> _Data excerpts_
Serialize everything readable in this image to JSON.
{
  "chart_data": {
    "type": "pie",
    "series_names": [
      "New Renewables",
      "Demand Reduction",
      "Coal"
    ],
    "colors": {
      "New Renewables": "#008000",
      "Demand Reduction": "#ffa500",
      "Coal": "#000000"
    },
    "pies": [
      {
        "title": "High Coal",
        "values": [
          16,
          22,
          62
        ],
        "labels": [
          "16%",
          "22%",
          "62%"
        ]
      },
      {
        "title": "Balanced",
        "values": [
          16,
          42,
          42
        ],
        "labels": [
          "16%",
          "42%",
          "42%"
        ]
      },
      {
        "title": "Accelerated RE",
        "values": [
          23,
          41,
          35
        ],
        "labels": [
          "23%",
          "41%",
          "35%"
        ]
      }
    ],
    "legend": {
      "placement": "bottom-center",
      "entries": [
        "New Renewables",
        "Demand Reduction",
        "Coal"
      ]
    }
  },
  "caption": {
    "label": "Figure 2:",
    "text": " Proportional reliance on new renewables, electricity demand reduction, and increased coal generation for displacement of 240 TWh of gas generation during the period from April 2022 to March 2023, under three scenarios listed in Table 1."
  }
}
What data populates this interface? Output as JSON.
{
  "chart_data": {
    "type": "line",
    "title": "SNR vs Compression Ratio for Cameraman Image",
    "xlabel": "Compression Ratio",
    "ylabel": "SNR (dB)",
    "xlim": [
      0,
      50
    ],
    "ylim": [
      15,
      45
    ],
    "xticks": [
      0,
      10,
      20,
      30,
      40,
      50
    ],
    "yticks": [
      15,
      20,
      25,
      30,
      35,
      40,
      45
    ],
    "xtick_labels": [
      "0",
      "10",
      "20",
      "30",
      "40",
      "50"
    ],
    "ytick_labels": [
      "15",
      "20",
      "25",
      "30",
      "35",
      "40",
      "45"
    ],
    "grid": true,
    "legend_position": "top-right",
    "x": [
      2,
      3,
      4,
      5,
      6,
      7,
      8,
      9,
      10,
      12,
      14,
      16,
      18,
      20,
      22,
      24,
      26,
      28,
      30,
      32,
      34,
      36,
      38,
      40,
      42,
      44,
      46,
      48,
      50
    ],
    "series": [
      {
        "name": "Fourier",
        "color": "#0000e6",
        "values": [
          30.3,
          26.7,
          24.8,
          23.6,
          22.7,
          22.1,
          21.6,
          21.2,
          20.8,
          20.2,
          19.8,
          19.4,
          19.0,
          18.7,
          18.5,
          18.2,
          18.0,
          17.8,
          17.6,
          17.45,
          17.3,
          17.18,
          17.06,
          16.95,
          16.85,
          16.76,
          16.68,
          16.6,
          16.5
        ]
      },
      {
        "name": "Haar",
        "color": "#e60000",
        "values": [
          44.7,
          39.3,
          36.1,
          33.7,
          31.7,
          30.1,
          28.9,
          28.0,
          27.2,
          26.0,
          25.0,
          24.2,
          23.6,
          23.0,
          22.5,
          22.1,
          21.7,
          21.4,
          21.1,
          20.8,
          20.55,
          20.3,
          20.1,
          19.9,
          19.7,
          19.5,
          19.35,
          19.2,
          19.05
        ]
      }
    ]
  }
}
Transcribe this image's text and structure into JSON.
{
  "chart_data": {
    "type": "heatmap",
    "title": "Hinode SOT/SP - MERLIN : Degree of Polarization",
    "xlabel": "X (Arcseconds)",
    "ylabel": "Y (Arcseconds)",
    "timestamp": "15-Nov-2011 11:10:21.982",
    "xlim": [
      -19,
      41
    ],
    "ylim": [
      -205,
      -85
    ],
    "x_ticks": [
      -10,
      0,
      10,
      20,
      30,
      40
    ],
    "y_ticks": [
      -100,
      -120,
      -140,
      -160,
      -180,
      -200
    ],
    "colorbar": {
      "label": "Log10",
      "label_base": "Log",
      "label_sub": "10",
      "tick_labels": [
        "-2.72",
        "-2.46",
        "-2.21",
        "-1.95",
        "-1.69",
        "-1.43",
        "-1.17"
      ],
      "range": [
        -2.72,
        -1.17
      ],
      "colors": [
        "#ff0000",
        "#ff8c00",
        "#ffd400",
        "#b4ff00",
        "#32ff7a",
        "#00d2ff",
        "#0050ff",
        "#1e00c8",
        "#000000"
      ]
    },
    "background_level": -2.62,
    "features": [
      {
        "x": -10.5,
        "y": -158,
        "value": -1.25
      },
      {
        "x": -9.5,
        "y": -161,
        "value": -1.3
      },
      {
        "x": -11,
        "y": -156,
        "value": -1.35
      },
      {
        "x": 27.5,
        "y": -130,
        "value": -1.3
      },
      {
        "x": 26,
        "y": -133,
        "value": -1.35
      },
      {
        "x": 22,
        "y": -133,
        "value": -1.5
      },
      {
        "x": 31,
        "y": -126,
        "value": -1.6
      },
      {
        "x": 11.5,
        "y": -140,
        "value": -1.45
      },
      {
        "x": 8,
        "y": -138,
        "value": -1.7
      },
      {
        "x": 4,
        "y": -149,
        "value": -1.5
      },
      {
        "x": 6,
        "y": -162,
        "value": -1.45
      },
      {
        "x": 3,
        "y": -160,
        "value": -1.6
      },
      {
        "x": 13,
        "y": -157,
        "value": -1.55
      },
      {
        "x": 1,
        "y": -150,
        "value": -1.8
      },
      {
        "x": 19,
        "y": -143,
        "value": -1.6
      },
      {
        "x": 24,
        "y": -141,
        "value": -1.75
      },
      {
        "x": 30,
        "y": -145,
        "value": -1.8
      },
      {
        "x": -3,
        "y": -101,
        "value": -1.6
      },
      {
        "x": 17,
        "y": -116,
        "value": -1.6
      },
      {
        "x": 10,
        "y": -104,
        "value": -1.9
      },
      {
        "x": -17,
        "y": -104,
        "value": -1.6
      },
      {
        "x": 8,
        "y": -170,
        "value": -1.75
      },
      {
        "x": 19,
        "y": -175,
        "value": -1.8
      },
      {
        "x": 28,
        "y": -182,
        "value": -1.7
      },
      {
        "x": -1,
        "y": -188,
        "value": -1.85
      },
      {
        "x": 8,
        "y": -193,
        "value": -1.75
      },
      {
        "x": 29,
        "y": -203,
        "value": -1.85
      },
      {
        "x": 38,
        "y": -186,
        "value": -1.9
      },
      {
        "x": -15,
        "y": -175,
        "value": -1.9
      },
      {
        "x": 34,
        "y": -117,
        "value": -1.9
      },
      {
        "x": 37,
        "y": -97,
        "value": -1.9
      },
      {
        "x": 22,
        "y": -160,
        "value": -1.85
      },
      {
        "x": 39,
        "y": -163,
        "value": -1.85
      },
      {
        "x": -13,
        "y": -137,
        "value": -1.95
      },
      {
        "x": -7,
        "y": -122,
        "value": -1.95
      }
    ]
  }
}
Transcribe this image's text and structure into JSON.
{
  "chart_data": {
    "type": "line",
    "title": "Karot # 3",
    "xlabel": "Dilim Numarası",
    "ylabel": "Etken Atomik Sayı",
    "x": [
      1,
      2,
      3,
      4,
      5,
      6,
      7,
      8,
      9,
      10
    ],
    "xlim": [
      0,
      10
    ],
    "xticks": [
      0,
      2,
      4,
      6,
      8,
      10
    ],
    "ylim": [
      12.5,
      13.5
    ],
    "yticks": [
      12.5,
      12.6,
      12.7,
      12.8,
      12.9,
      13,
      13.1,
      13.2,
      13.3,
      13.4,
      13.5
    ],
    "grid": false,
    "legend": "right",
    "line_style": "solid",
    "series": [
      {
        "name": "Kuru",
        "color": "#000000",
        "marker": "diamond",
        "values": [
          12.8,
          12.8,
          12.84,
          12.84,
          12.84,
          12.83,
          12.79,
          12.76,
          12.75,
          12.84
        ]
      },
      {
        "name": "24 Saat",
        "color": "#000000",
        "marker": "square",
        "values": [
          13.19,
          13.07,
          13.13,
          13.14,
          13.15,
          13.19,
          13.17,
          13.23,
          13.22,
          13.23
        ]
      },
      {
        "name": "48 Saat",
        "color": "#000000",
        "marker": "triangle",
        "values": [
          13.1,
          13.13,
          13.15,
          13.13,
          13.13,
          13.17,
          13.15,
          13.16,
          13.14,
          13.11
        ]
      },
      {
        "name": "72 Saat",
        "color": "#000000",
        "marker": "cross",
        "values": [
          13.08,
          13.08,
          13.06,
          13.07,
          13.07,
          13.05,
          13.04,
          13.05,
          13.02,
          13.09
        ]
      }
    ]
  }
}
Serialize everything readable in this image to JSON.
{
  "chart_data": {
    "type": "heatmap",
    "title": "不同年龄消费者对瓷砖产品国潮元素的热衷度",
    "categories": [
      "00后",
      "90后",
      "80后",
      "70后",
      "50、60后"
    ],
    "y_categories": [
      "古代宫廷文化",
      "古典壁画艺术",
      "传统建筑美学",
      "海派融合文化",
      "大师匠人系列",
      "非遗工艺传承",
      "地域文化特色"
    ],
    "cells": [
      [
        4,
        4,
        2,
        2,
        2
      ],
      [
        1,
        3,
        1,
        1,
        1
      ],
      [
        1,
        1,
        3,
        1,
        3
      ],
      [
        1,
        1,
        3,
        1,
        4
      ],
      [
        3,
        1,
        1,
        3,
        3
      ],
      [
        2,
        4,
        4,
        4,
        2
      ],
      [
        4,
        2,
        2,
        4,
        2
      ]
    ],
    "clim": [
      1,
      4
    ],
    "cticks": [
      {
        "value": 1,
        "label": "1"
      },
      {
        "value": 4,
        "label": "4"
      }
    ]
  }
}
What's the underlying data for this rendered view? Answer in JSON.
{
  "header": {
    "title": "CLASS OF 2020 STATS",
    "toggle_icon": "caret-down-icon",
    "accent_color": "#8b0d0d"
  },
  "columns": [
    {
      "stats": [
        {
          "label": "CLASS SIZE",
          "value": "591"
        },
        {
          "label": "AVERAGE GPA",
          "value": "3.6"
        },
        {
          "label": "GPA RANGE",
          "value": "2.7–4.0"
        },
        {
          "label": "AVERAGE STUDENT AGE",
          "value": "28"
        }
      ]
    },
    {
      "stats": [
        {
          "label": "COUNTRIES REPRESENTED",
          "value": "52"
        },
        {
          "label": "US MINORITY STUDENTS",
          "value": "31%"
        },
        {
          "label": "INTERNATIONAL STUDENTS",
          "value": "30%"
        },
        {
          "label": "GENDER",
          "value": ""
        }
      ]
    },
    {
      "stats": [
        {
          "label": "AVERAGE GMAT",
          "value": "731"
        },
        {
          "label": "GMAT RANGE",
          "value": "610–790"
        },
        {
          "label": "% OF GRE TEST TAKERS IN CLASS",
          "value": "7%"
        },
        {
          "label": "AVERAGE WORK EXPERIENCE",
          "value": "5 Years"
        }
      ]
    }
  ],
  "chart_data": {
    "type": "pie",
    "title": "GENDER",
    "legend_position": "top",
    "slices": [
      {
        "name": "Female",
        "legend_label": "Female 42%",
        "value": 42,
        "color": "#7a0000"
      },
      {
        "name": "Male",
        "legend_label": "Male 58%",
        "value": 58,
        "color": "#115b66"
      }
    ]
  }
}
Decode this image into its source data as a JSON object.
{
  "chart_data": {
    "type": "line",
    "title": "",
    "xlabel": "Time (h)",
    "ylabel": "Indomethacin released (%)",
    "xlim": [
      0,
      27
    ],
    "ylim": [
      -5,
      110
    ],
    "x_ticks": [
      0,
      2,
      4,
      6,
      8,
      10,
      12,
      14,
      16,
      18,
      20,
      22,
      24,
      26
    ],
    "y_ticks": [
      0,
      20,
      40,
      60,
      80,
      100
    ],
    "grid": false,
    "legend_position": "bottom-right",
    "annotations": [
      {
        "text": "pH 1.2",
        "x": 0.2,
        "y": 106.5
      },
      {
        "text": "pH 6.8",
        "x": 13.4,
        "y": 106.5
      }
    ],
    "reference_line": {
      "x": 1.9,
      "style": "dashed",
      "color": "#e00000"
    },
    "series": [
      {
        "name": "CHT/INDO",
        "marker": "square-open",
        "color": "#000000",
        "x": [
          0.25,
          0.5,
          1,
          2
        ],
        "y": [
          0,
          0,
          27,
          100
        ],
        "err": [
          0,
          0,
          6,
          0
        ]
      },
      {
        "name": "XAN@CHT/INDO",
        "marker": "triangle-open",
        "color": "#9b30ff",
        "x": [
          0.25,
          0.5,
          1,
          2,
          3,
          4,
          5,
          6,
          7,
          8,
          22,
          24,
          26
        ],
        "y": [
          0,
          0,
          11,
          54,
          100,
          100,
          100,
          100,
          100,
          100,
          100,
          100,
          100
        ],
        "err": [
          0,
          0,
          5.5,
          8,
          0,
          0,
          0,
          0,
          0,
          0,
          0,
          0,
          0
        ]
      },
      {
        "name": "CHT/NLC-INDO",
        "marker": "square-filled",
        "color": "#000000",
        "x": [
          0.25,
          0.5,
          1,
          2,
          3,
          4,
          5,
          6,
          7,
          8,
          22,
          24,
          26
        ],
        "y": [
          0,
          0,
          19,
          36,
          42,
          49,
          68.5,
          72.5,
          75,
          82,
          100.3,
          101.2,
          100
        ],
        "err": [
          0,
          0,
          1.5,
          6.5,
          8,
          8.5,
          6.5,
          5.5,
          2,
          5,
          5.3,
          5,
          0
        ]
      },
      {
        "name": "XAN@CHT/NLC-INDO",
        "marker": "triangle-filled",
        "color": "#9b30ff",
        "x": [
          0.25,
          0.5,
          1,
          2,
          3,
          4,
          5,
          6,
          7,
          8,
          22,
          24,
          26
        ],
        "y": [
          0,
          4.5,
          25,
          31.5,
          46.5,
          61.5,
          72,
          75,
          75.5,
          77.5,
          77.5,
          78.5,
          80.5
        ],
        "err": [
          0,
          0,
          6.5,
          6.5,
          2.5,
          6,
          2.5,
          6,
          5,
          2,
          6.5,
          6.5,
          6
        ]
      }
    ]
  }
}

> _Instructions to follow_
Please list every line of the records that contains "GMAT".

> _Result_
          "label": "AVERAGE GMAT",
          "label": "GMAT RANGE",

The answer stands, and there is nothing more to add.